:: Supplied material ::

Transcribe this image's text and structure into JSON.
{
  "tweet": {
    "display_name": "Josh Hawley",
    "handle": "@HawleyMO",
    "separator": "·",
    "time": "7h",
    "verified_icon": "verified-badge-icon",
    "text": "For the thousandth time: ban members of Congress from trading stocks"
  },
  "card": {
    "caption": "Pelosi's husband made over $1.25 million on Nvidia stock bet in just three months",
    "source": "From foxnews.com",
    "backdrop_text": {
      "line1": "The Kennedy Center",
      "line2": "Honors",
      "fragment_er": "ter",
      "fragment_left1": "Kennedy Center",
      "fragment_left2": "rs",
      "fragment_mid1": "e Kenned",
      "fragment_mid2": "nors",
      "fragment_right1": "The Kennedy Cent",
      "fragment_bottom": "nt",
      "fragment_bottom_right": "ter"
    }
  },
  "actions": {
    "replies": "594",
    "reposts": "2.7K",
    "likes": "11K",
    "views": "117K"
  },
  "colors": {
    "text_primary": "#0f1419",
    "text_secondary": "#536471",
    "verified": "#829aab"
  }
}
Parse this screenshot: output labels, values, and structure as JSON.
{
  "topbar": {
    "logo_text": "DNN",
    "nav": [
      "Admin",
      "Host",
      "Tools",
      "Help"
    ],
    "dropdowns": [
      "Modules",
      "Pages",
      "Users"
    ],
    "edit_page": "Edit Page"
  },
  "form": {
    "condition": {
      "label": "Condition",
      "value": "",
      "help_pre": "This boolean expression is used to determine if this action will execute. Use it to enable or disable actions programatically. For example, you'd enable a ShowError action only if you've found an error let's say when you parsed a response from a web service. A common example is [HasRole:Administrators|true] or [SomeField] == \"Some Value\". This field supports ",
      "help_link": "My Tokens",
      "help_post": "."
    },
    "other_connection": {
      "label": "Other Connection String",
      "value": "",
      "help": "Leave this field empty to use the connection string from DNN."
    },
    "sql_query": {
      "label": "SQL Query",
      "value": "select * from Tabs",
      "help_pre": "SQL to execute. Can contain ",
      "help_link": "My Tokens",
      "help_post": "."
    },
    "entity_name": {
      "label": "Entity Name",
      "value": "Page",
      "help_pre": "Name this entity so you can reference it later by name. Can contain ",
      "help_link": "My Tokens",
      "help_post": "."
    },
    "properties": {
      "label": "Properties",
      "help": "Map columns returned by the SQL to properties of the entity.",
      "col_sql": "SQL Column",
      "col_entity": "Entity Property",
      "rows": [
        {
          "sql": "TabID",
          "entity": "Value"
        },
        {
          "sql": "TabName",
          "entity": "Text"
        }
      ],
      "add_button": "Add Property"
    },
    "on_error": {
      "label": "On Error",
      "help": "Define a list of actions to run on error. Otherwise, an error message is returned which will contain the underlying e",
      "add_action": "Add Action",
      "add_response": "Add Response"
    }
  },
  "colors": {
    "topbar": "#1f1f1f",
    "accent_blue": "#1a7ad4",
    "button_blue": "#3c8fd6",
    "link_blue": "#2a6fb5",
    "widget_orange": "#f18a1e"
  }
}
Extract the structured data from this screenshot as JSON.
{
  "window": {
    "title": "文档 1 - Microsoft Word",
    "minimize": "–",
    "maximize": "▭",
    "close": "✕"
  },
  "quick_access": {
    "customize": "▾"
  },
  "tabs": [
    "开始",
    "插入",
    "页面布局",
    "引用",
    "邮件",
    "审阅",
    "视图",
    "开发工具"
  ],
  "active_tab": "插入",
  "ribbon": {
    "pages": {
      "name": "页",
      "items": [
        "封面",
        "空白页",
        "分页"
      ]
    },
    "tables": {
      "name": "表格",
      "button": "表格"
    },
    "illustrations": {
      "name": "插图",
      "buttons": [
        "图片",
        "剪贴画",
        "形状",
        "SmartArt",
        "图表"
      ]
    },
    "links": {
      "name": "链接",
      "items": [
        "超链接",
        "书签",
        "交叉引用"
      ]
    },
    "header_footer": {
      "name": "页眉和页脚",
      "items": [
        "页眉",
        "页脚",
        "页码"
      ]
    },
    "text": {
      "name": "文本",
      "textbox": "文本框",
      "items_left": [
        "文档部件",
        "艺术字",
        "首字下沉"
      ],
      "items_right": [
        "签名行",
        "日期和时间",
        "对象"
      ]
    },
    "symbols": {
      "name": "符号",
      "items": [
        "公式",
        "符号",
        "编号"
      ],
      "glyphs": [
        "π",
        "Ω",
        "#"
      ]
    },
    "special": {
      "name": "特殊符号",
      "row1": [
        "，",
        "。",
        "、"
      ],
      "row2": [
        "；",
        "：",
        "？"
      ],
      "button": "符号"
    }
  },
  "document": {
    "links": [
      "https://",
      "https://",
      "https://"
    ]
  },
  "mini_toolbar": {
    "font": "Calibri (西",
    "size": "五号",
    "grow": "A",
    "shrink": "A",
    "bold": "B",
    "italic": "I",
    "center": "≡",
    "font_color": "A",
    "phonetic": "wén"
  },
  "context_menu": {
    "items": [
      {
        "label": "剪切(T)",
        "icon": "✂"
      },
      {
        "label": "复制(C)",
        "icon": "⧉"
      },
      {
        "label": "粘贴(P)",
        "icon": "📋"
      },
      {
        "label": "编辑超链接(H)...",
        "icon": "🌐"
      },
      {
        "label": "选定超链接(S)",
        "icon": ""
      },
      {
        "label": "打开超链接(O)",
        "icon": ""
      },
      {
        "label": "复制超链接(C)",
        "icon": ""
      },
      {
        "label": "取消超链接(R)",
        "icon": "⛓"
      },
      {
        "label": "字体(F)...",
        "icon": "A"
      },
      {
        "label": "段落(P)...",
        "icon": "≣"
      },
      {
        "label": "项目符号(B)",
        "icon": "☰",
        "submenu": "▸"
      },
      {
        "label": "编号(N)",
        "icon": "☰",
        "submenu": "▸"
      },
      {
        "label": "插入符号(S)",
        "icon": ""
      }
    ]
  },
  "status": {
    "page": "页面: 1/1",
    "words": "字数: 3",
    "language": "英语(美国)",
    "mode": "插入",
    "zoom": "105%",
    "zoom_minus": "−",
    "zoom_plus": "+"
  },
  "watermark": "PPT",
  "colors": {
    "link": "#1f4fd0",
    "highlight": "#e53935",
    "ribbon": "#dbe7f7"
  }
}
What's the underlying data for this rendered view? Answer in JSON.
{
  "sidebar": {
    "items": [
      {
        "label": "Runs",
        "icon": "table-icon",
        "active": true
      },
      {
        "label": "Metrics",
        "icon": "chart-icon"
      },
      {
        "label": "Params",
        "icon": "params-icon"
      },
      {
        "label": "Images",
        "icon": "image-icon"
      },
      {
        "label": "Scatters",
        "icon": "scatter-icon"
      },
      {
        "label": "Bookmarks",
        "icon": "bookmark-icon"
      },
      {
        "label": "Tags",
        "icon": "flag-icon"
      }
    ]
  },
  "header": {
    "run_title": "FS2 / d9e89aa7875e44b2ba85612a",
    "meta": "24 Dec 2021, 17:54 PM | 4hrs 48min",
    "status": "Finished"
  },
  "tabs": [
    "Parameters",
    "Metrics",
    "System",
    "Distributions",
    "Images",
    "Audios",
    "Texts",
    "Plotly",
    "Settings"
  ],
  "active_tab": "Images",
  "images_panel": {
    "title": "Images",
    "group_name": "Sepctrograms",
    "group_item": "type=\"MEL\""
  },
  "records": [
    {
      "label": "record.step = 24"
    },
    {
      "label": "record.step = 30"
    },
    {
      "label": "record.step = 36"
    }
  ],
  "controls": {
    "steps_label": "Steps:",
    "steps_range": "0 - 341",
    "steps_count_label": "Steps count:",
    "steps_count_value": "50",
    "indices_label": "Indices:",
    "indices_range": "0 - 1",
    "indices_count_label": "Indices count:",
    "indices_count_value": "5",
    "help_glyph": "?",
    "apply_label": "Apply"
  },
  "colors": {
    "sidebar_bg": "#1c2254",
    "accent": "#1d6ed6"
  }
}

:::

▸ Goal
Give again only the lines starting at the one that contains "What's the underlying" and running to the end of the data.

▸ The solution
What's the underlying data for this rendered view? Answer in JSON.
{
  "sidebar": {
    "items": [
      {
        "label": "Runs",
        "icon": "table-icon",
        "active": true
      },
      {
        "label": "Metrics",
        "icon": "chart-icon"
      },
      {
        "label": "Params",
        "icon": "params-icon"
      },
      {
        "label": "Images",
        "icon": "image-icon"
      },
      {
        "label": "Scatters",
        "icon": "scatter-icon"
      },
      {
        "label": "Bookmarks",
        "icon": "bookmark-icon"
      },
      {
        "label": "Tags",
        "icon": "flag-icon"
      }
    ]
  },
  "header": {
    "run_title": "FS2 / d9e89aa7875e44b2ba85612a",
    "meta": "24 Dec 2021, 17:54 PM | 4hrs 48min",
    "status": "Finished"
  },
  "tabs": [
    "Parameters",
    "Metrics",
    "System",
    "Distributions",
    "Images",
    "Audios",
    "Texts",
    "Plotly",
    "Settings"
  ],
  "active_tab": "Images",
  "images_panel": {
    "title": "Images",
    "group_name": "Sepctrograms",
    "group_item": "type=\"MEL\""
  },
  "records": [
    {
      "label": "record.step = 24"
    },
    {
      "label": "record.step = 30"
    },
    {
      "label": "record.step = 36"
    }
  ],
  "controls": {
    "steps_label": "Steps:",
    "steps_range": "0 - 341",
    "steps_count_label": "Steps count:",
    "steps_count_value": "50",
    "indices_label": "Indices:",
    "indices_range": "0 - 1",
    "indices_count_label": "Indices count:",
    "indices_count_value": "5",
    "help_glyph": "?",
    "apply_label": "Apply"
  },
  "colors": {
    "sidebar_bg": "#1c2254",
    "accent": "#1d6ed6"
  }
}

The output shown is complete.